• _EXTRACTED RECORDS_

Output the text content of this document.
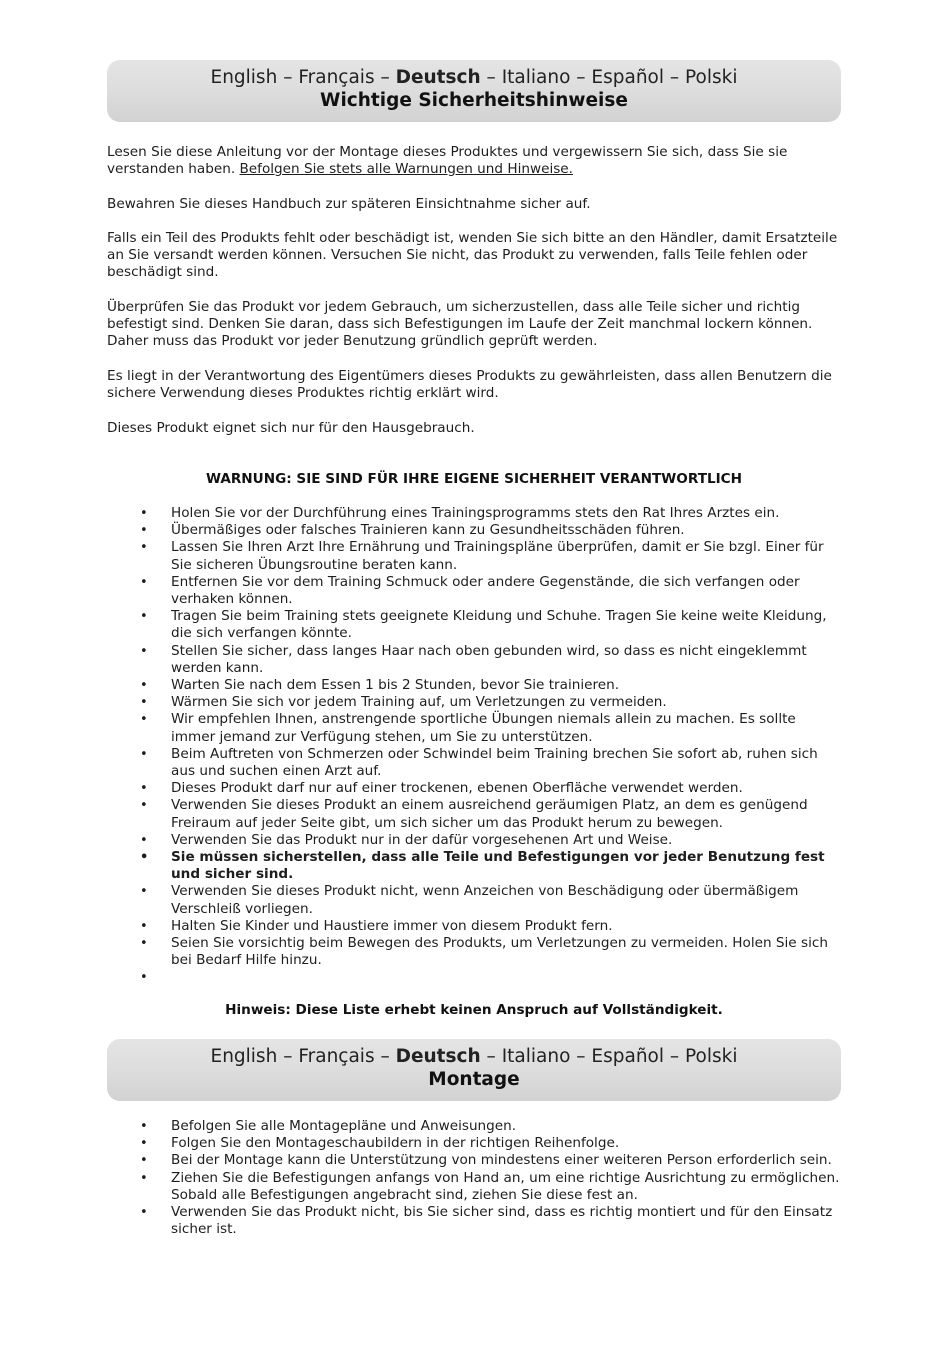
English – Français – Deutsch – Italiano – Español – Polski
Wichtige Sicherheitshinweise

Lesen Sie diese Anleitung vor der Montage dieses Produktes und vergewissern Sie sich, dass Sie sie verstanden haben. Befolgen Sie stets alle Warnungen und Hinweise.

Bewahren Sie dieses Handbuch zur späteren Einsichtnahme sicher auf.

Falls ein Teil des Produkts fehlt oder beschädigt ist, wenden Sie sich bitte an den Händler, damit Ersatzteile an Sie versandt werden können. Versuchen Sie nicht, das Produkt zu verwenden, falls Teile fehlen oder beschädigt sind.

Überprüfen Sie das Produkt vor jedem Gebrauch, um sicherzustellen, dass alle Teile sicher und richtig befestigt sind. Denken Sie daran, dass sich Befestigungen im Laufe der Zeit manchmal lockern können. Daher muss das Produkt vor jeder Benutzung gründlich geprüft werden.

Es liegt in der Verantwortung des Eigentümers dieses Produkts zu gewährleisten, dass allen Benutzern die sichere Verwendung dieses Produktes richtig erklärt wird.

Dieses Produkt eignet sich nur für den Hausgebrauch.

WARNUNG: SIE SIND FÜR IHRE EIGENE SICHERHEIT VERANTWORTLICH

• Holen Sie vor der Durchführung eines Trainingsprogramms stets den Rat Ihres Arztes ein.
• Übermäßiges oder falsches Trainieren kann zu Gesundheitsschäden führen.
• Lassen Sie Ihren Arzt Ihre Ernährung und Trainingspläne überprüfen, damit er Sie bzgl. Einer für Sie sicheren Übungsroutine beraten kann.
• Entfernen Sie vor dem Training Schmuck oder andere Gegenstände, die sich verfangen oder verhaken können.
• Tragen Sie beim Training stets geeignete Kleidung und Schuhe. Tragen Sie keine weite Kleidung, die sich verfangen könnte.
• Stellen Sie sicher, dass langes Haar nach oben gebunden wird, so dass es nicht eingeklemmt werden kann.
• Warten Sie nach dem Essen 1 bis 2 Stunden, bevor Sie trainieren.
• Wärmen Sie sich vor jedem Training auf, um Verletzungen zu vermeiden.
• Wir empfehlen Ihnen, anstrengende sportliche Übungen niemals allein zu machen. Es sollte immer jemand zur Verfügung stehen, um Sie zu unterstützen.
• Beim Auftreten von Schmerzen oder Schwindel beim Training brechen Sie sofort ab, ruhen sich aus und suchen einen Arzt auf.
• Dieses Produkt darf nur auf einer trockenen, ebenen Oberfläche verwendet werden.
• Verwenden Sie dieses Produkt an einem ausreichend geräumigen Platz, an dem es genügend Freiraum auf jeder Seite gibt, um sich sicher um das Produkt herum zu bewegen.
• Verwenden Sie das Produkt nur in der dafür vorgesehenen Art und Weise.
• Sie müssen sicherstellen, dass alle Teile und Befestigungen vor jeder Benutzung fest und sicher sind.
• Verwenden Sie dieses Produkt nicht, wenn Anzeichen von Beschädigung oder übermäßigem Verschleiß vorliegen.
• Halten Sie Kinder und Haustiere immer von diesem Produkt fern.
• Seien Sie vorsichtig beim Bewegen des Produkts, um Verletzungen zu vermeiden. Holen Sie sich bei Bedarf Hilfe hinzu.
•

Hinweis: Diese Liste erhebt keinen Anspruch auf Vollständigkeit.

English – Français – Deutsch – Italiano – Español – Polski
Montage
• Befolgen Sie alle Montagepläne und Anweisungen.
• Folgen Sie den Montageschaubildern in der richtigen Reihenfolge.
• Bei der Montage kann die Unterstützung von mindestens einer weiteren Person erforderlich sein.
• Ziehen Sie die Befestigungen anfangs von Hand an, um eine richtige Ausrichtung zu ermöglichen. Sobald alle Befestigungen angebracht sind, ziehen Sie diese fest an.
• Verwenden Sie das Produkt nicht, bis Sie sicher sind, dass es richtig montiert und für den Einsatz sicher ist.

• _SET EXERCISE_
Without the pictures, write out every entry precisely as it appears.

• _RESULT_
Output the text content of this document.
English – Français – Deutsch – Italiano – Español – Polski
Wichtige Sicherheitshinweise

Lesen Sie diese Anleitung vor der Montage dieses Produktes und vergewissern Sie sich, dass Sie sie verstanden haben. Befolgen Sie stets alle Warnungen und Hinweise.

Bewahren Sie dieses Handbuch zur späteren Einsichtnahme sicher auf.

Falls ein Teil des Produkts fehlt oder beschädigt ist, wenden Sie sich bitte an den Händler, damit Ersatzteile an Sie versandt werden können. Versuchen Sie nicht, das Produkt zu verwenden, falls Teile fehlen oder beschädigt sind.

Überprüfen Sie das Produkt vor jedem Gebrauch, um sicherzustellen, dass alle Teile sicher und richtig befestigt sind. Denken Sie daran, dass sich Befestigungen im Laufe der Zeit manchmal lockern können. Daher muss das Produkt vor jeder Benutzung gründlich geprüft werden.

Es liegt in der Verantwortung des Eigentümers dieses Produkts zu gewährleisten, dass allen Benutzern die sichere Verwendung dieses Produktes richtig erklärt wird.

Dieses Produkt eignet sich nur für den Hausgebrauch.

WARNUNG: SIE SIND FÜR IHRE EIGENE SICHERHEIT VERANTWORTLICH

• Holen Sie vor der Durchführung eines Trainingsprogramms stets den Rat Ihres Arztes ein.
• Übermäßiges oder falsches Trainieren kann zu Gesundheitsschäden führen.
• Lassen Sie Ihren Arzt Ihre Ernährung und Trainingspläne überprüfen, damit er Sie bzgl. Einer für Sie sicheren Übungsroutine beraten kann.
• Entfernen Sie vor dem Training Schmuck oder andere Gegenstände, die sich verfangen oder verhaken können.
• Tragen Sie beim Training stets geeignete Kleidung und Schuhe. Tragen Sie keine weite Kleidung, die sich verfangen könnte.
• Stellen Sie sicher, dass langes Haar nach oben gebunden wird, so dass es nicht eingeklemmt werden kann.
• Warten Sie nach dem Essen 1 bis 2 Stunden, bevor Sie trainieren.
• Wärmen Sie sich vor jedem Training auf, um Verletzungen zu vermeiden.
• Wir empfehlen Ihnen, anstrengende sportliche Übungen niemals allein zu machen. Es sollte immer jemand zur Verfügung stehen, um Sie zu unterstützen.
• Beim Auftreten von Schmerzen oder Schwindel beim Training brechen Sie sofort ab, ruhen sich aus und suchen einen Arzt auf.
• Dieses Produkt darf nur auf einer trockenen, ebenen Oberfläche verwendet werden.
• Verwenden Sie dieses Produkt an einem ausreichend geräumigen Platz, an dem es genügend Freiraum auf jeder Seite gibt, um sich sicher um das Produkt herum zu bewegen.
• Verwenden Sie das Produkt nur in der dafür vorgesehenen Art und Weise.
• Sie müssen sicherstellen, dass alle Teile und Befestigungen vor jeder Benutzung fest und sicher sind.
• Verwenden Sie dieses Produkt nicht, wenn Anzeichen von Beschädigung oder übermäßigem Verschleiß vorliegen.
• Halten Sie Kinder und Haustiere immer von diesem Produkt fern.
• Seien Sie vorsichtig beim Bewegen des Produkts, um Verletzungen zu vermeiden. Holen Sie sich bei Bedarf Hilfe hinzu.
•

Hinweis: Diese Liste erhebt keinen Anspruch auf Vollständigkeit.

English – Français – Deutsch – Italiano – Español – Polski
Montage
• Befolgen Sie alle Montagepläne und Anweisungen.
• Folgen Sie den Montageschaubildern in der richtigen Reihenfolge.
• Bei der Montage kann die Unterstützung von mindestens einer weiteren Person erforderlich sein.
• Ziehen Sie die Befestigungen anfangs von Hand an, um eine richtige Ausrichtung zu ermöglichen. Sobald alle Befestigungen angebracht sind, ziehen Sie diese fest an.
• Verwenden Sie das Produkt nicht, bis Sie sicher sind, dass es richtig montiert und für den Einsatz sicher ist.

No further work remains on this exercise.